他のページも読んでいて気付いたんですけど、
ネクタイをしているのって
僕と五島慶太さんの2人だけしかいなくて。
最近は、カジュアルな格好のお店も多いので
ネクタイって少ないですよね。
いつの間にか自分が古い側にまわっちゃったなって、
結構ショックだったんです(笑)。
バーテンダー修行をしていたときって、
帽子をかぶったままお店に入るだけで、
脱ぎなさいって注意されることもあったし、
すごく変わったなって。
ぼくのスタイルは、
ベストに白っぽいシャツにネクタイなんですが、
ネクタイでカウンターに立つっていうのも
悪くはないかなって思っているところなんです。
* * *
インタビュー当日、開店前のお店の扉を開けると
ベストに白シャツ、ネクタイをしている
林さんが笑顔で出迎えてくれました。
この日のインタビューを終えたのは、夕方の6時頃。
もうすぐ開店する時間ということで、
まだ、お客さんが誰もいないbar bossaは
とても静かでした。
インタビューの前半で林さんが好きだとおっしゃっていた
小説の一節があります。
「夕方、開店したばかりのバーが好きだ。
店の中の空気もまだ涼しくきれいで、すべてが輝いている。

### データセットの行
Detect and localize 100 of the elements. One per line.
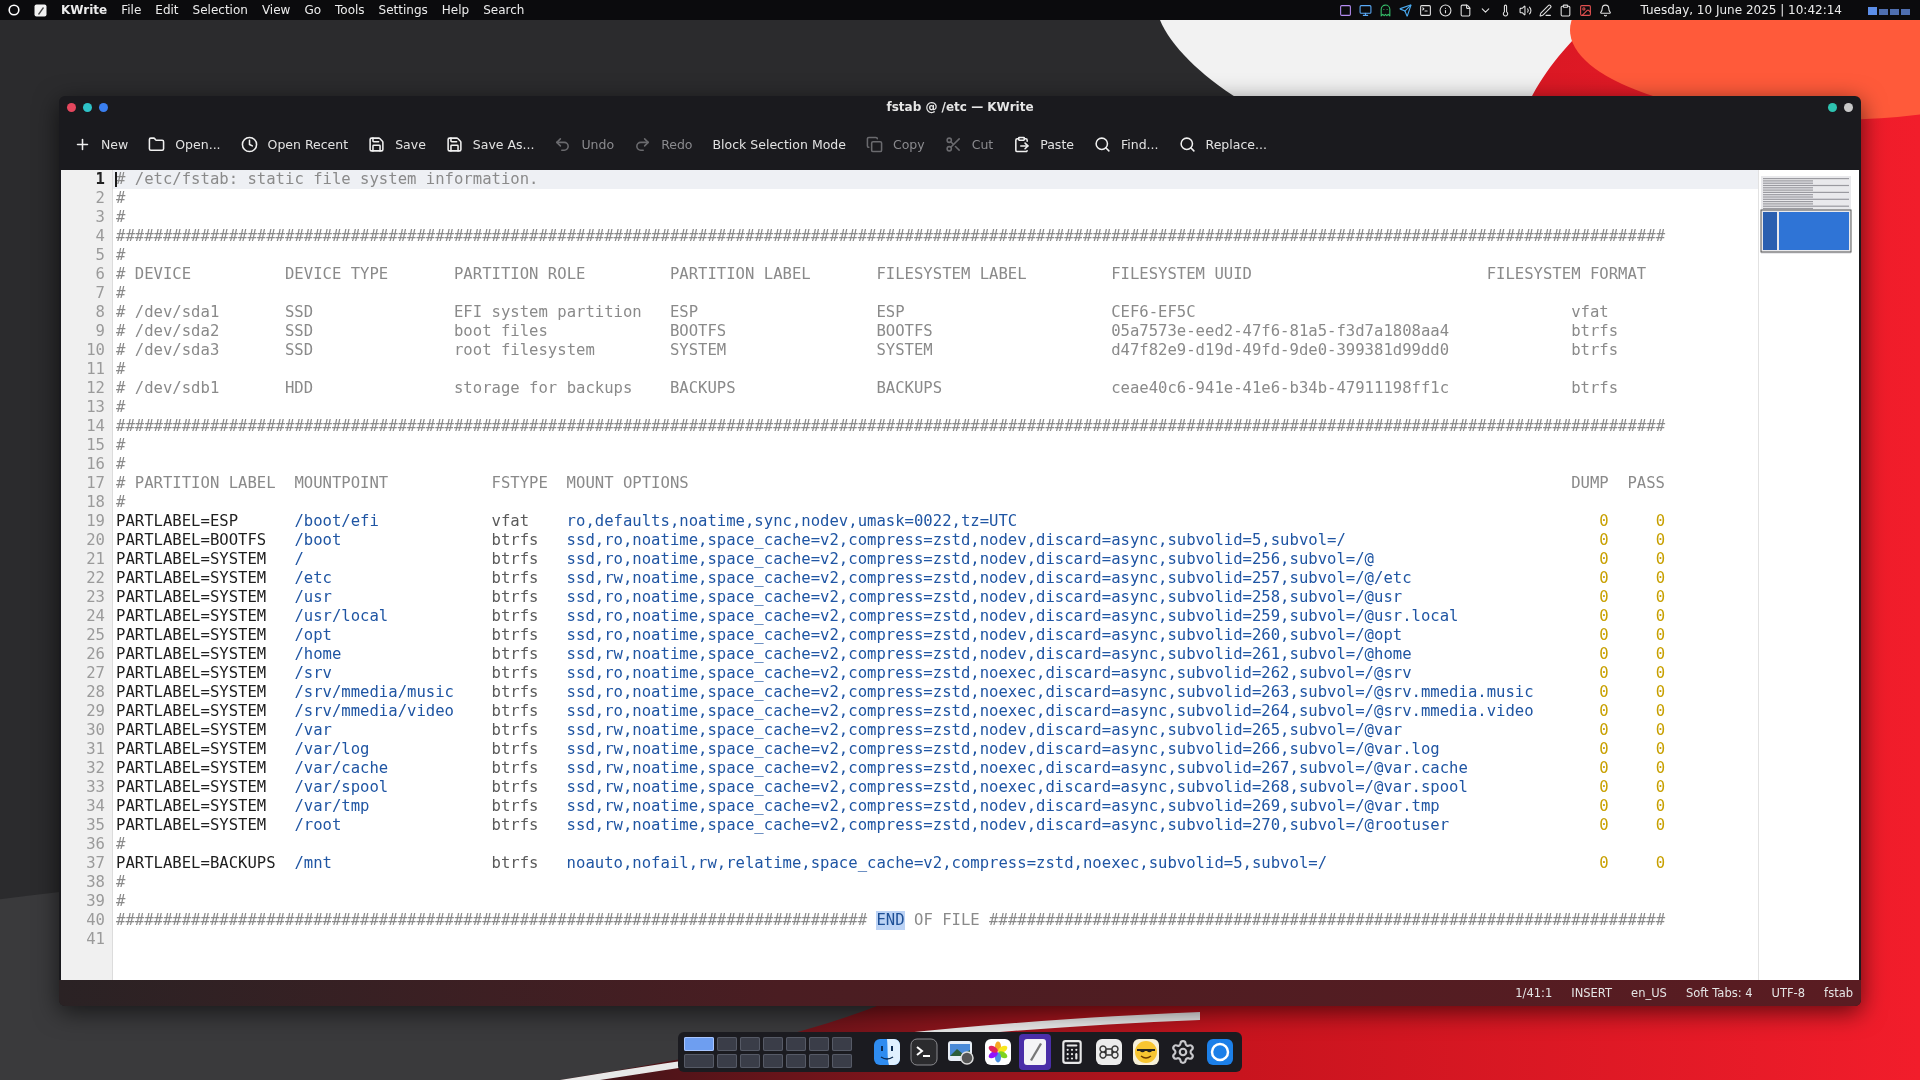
status-item[interactable]: INSERT bbox=[1571, 986, 1613, 1000]
workspace-thumbnail[interactable] bbox=[717, 1036, 737, 1051]
status-item[interactable]: en_US bbox=[1631, 986, 1667, 1000]
menu-item[interactable]: Selection bbox=[192, 3, 248, 17]
toolbar-button[interactable]: Open Recent bbox=[231, 129, 358, 159]
ghost-icon[interactable] bbox=[1379, 3, 1393, 17]
clock-text[interactable]: Tuesday, 10 June 2025 | 10:42:14 bbox=[1640, 3, 1842, 17]
square-icon[interactable] bbox=[1339, 3, 1353, 17]
mount-point: /var/cache bbox=[294, 759, 389, 778]
mini-pager-icon[interactable] bbox=[1868, 5, 1912, 15]
column-heading: PARTITION LABEL bbox=[669, 265, 811, 284]
workspace-thumbnail[interactable] bbox=[832, 1036, 852, 1051]
workspace-thumbnail[interactable] bbox=[809, 1053, 829, 1068]
filesystem-format: vfat bbox=[1571, 303, 1609, 322]
status-item[interactable]: fstab bbox=[1824, 986, 1853, 1000]
line-number: 12 bbox=[85, 379, 106, 398]
workspace-thumbnail[interactable] bbox=[684, 1053, 714, 1068]
toolbar-button[interactable]: Block Selection Mode bbox=[703, 130, 855, 158]
toolbar-button[interactable]: Paste bbox=[1004, 129, 1083, 159]
filesystem-uuid: CEF6-EF5C bbox=[1111, 303, 1196, 322]
pass-value: 0 bbox=[1655, 588, 1665, 607]
column-heading: PARTITION ROLE bbox=[453, 265, 586, 284]
workspace-thumbnail[interactable] bbox=[717, 1053, 737, 1068]
workspace-thumbnail[interactable] bbox=[809, 1036, 829, 1051]
line-number: 13 bbox=[85, 398, 106, 417]
column-heading: FILESYSTEM LABEL bbox=[876, 265, 1027, 284]
toolbar-button[interactable]: Replace... bbox=[1169, 129, 1276, 159]
pass-value: 0 bbox=[1655, 626, 1665, 645]
pass-value: 0 bbox=[1655, 664, 1665, 683]
mount-options: ssd,ro,noatime,space_cache=v2,compress=zstd,nodev,discard=async,subvolid=256,subvol=/@ bbox=[566, 550, 1374, 569]
toolbar-button[interactable]: New bbox=[65, 129, 138, 159]
workspace-thumbnail[interactable] bbox=[832, 1053, 852, 1068]
status-item[interactable]: Soft Tabs: 4 bbox=[1685, 986, 1753, 1000]
line-number: 23 bbox=[85, 588, 106, 607]
filesystem-type: btrfs bbox=[491, 626, 539, 645]
menu-item[interactable]: Help bbox=[441, 3, 470, 17]
workspace-thumbnail[interactable] bbox=[684, 1036, 714, 1051]
paper-plane-icon[interactable] bbox=[1399, 3, 1413, 17]
filesystem-type: btrfs bbox=[491, 683, 539, 702]
scissors-icon bbox=[944, 135, 962, 153]
pen-icon[interactable] bbox=[1539, 3, 1553, 17]
app-name[interactable]: KWrite bbox=[61, 3, 108, 17]
menu-item[interactable]: Go bbox=[304, 3, 321, 17]
mount-point: /var/spool bbox=[294, 778, 389, 797]
circle-logo-icon[interactable] bbox=[8, 4, 20, 16]
partition-label: PARTLABEL=SYSTEM bbox=[116, 607, 267, 626]
toolbar-button[interactable]: Save As... bbox=[436, 129, 544, 159]
dock-app-button[interactable] bbox=[1019, 1034, 1051, 1070]
filesystem-uuid: 05a7573e-eed2-47f6-81a5-f3d7a1808aa4 bbox=[1111, 322, 1450, 341]
file-icon[interactable] bbox=[1459, 3, 1473, 17]
pass-value: 0 bbox=[1655, 550, 1665, 569]
workspace-thumbnail[interactable] bbox=[786, 1053, 806, 1068]
speaker-icon[interactable] bbox=[1519, 3, 1533, 17]
face-icon bbox=[873, 1038, 901, 1066]
line-number: 20 bbox=[85, 531, 106, 550]
partition-label: PARTLABEL=SYSTEM bbox=[116, 721, 267, 740]
mount-point: /var/tmp bbox=[294, 797, 370, 816]
menu-item[interactable]: Tools bbox=[335, 3, 365, 17]
line-number: 31 bbox=[85, 740, 106, 759]
maximize-button[interactable] bbox=[99, 102, 108, 112]
toolbar-button[interactable]: Find... bbox=[1085, 129, 1168, 159]
toolbar-button[interactable]: Save bbox=[359, 129, 435, 159]
terminal-icon[interactable] bbox=[1419, 3, 1433, 17]
info-icon[interactable] bbox=[1439, 3, 1453, 17]
line-number: 26 bbox=[85, 645, 106, 664]
close-button[interactable] bbox=[67, 102, 76, 112]
workspace-thumbnail[interactable] bbox=[763, 1053, 783, 1068]
bell-icon[interactable] bbox=[1599, 3, 1613, 17]
photo-viewer-icon bbox=[947, 1038, 975, 1066]
monitor-icon[interactable] bbox=[1359, 3, 1373, 17]
menu-item[interactable]: Search bbox=[483, 3, 525, 17]
workspace-thumbnail[interactable] bbox=[740, 1053, 760, 1068]
mount-point: /srv/mmedia/video bbox=[294, 702, 454, 721]
status-item[interactable]: UTF-8 bbox=[1771, 986, 1806, 1000]
toolbar-button[interactable]: Open... bbox=[139, 129, 230, 159]
partition-role: EFI system partition bbox=[453, 303, 642, 322]
partition-label: PARTLABEL=ESP bbox=[116, 512, 239, 531]
image-icon[interactable] bbox=[1579, 3, 1593, 17]
menu-item[interactable]: Settings bbox=[378, 3, 428, 17]
menu-item[interactable]: File bbox=[121, 3, 142, 17]
line-number: 8 bbox=[94, 303, 106, 322]
partition-label: SYSTEM bbox=[669, 341, 727, 360]
workspace-thumbnail[interactable] bbox=[763, 1036, 783, 1051]
minimap-drawing[interactable] bbox=[1759, 176, 1853, 254]
mount-options: ssd,rw,noatime,space_cache=v2,compress=zstd,nodev,discard=async,subvolid=265,subvol=/@var bbox=[566, 721, 1403, 740]
status-item[interactable]: 1/41:1 bbox=[1515, 986, 1553, 1000]
menu-item[interactable]: View bbox=[261, 3, 291, 17]
line-number: 28 bbox=[85, 683, 106, 702]
mount-point: /opt bbox=[294, 626, 332, 645]
menu-item[interactable]: Edit bbox=[155, 3, 179, 17]
device-name: # /dev/sda1 bbox=[116, 303, 220, 322]
minimize-button[interactable] bbox=[83, 102, 92, 112]
clipboard-icon[interactable] bbox=[1559, 3, 1573, 17]
comment-text: ##################################################################################################################################################################### bbox=[116, 227, 1666, 246]
workspace-thumbnail[interactable] bbox=[740, 1036, 760, 1051]
partition-role: boot files bbox=[453, 322, 548, 341]
filesystem-type: vfat bbox=[491, 512, 530, 531]
workspace-thumbnail[interactable] bbox=[786, 1036, 806, 1051]
filesystem-type: btrfs bbox=[491, 816, 539, 835]
mount-options: ssd,ro,noatime,space_cache=v2,compress=zstd,noexec,discard=async,subvolid=264,subvol=/@srv.mmedia.video bbox=[566, 702, 1534, 721]
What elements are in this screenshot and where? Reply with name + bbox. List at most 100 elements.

### 課題内容
1. データの行のうち、「status-item[interactable]: INSERT bbox=[1571, 986, 1613, 1000]」を含む行から「ghost-icon[interactable] bbox=[1379, 3, 1393, 17]」を含む行まで(両端の行も含む)を、そのまま書き出してください。
2. インタビューの文章を、最後の文の後から書き継ぐこと。
これらのデータの行は、インタビューの文章とは関係がない。

### 解答
1.
status-item[interactable]: INSERT bbox=[1571, 986, 1613, 1000]
workspace-thumbnail[interactable] bbox=[717, 1036, 737, 1051]
status-item[interactable]: en_US bbox=[1631, 986, 1667, 1000]
menu-item[interactable]: Selection bbox=[192, 3, 248, 17]
toolbar-button[interactable]: Open Recent bbox=[231, 129, 358, 159]
ghost-icon[interactable] bbox=[1379, 3, 1393, 17]

2.
バーテンダーは鏡の前に立ち、最後の見繕いをしている。
ネクタイが曲がっていないか、髪に乱れがないか。
バーの背に並んでいる清潔な酒瓶や、まぶしく光るグラスや、
そこにある心づもりのようなものが僕は好きだ。」
——レイモンド・チャンドラー「ロング・グッドバイ」(ハヤカワ・ミステリ文庫)
林さんが、今回監修を務めたコンピレーション
『Happiness Played In The Bar
-バーで聴く幸せ-compiled by bar bossa』の収録曲は、
お店が開店したばかりの静かな雰囲気をイメージした1曲目から
少しずつお客さんが来てザワザワしはじめて
閉店の時間が来て静かに終わるお店をイメージして、
選曲されたそうです。
最後に、これから夜が始まるような緊張感ある
「開店直後のバーが好きだ」という林さんが
CDの1曲目に選んだ、こちらの曲をご紹介します。
林さんの解説と一緒にお楽しみください。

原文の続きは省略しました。